** BEGIN Record set **
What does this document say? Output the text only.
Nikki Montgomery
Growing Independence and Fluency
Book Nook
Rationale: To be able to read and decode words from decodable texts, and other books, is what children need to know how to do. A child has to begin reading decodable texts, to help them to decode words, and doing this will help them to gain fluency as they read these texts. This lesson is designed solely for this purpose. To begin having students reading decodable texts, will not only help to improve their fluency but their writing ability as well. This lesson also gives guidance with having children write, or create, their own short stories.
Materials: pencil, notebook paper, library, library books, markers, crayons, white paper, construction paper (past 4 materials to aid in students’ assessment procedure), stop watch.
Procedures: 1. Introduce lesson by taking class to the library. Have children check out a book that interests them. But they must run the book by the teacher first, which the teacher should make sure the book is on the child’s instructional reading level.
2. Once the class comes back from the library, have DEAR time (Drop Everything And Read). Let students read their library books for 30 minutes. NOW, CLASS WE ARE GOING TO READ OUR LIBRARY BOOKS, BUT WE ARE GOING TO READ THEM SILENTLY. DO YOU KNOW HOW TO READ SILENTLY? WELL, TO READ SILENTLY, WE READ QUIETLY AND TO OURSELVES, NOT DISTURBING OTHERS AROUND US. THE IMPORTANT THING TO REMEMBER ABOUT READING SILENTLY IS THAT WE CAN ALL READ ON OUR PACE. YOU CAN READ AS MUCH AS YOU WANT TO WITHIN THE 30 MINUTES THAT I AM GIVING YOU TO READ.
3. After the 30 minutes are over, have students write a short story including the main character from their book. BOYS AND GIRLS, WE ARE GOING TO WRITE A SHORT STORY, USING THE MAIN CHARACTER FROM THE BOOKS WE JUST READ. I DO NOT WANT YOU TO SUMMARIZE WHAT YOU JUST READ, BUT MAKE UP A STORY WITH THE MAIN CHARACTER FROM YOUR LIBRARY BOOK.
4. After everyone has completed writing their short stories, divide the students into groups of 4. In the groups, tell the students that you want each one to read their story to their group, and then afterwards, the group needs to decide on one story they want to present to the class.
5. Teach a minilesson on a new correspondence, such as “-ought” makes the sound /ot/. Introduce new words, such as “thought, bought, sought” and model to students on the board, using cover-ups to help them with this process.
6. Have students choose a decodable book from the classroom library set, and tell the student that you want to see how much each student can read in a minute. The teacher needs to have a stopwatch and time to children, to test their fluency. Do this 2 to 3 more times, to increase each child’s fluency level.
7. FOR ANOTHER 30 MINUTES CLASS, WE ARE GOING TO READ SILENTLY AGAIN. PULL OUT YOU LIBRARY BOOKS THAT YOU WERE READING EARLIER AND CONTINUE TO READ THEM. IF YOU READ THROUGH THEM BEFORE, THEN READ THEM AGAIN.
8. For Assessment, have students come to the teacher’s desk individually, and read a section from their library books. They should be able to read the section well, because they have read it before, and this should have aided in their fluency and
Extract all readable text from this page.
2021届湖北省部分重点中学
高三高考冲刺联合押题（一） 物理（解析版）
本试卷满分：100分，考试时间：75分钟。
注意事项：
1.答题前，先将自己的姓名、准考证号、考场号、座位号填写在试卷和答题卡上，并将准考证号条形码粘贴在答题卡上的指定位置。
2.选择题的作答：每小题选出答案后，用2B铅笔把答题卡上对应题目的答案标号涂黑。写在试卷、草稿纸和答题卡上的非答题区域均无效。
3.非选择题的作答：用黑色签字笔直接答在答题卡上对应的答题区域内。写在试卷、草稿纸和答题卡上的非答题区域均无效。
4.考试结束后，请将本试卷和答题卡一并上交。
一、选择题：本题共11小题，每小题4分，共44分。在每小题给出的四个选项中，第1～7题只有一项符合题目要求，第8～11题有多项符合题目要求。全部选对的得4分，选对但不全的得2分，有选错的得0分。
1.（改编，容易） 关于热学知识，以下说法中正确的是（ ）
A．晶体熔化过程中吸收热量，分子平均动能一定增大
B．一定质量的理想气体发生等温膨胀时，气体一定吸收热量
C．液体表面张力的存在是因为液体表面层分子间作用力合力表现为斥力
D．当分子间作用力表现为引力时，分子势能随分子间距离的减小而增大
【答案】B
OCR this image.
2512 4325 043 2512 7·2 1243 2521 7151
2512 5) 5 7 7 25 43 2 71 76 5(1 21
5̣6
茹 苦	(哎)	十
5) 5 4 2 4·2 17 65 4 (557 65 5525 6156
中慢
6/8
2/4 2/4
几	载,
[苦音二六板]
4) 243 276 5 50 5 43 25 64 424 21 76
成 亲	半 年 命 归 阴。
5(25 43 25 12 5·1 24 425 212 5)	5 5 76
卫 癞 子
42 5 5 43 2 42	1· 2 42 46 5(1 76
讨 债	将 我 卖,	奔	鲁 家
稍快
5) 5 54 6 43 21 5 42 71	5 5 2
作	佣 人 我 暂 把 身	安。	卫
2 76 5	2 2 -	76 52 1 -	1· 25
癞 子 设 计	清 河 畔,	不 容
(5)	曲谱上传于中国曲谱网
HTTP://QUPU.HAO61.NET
** END Record set **
— Objective —
Every line that holds the string "Introduce" should be returned.

— Finished answer —
Procedures: 1. Introduce lesson by taking class to the library. Have children check out a book that interests them. But they must run the book by the teacher first, which the teacher should make sure the book is on the child’s instructional reading level.
5. Teach a minilesson on a new correspondence, such as “-ought” makes the sound /ot/. Introduce new words, such as “thought, bought, sought” and model to students on the board, using cover-ups to help them with this process.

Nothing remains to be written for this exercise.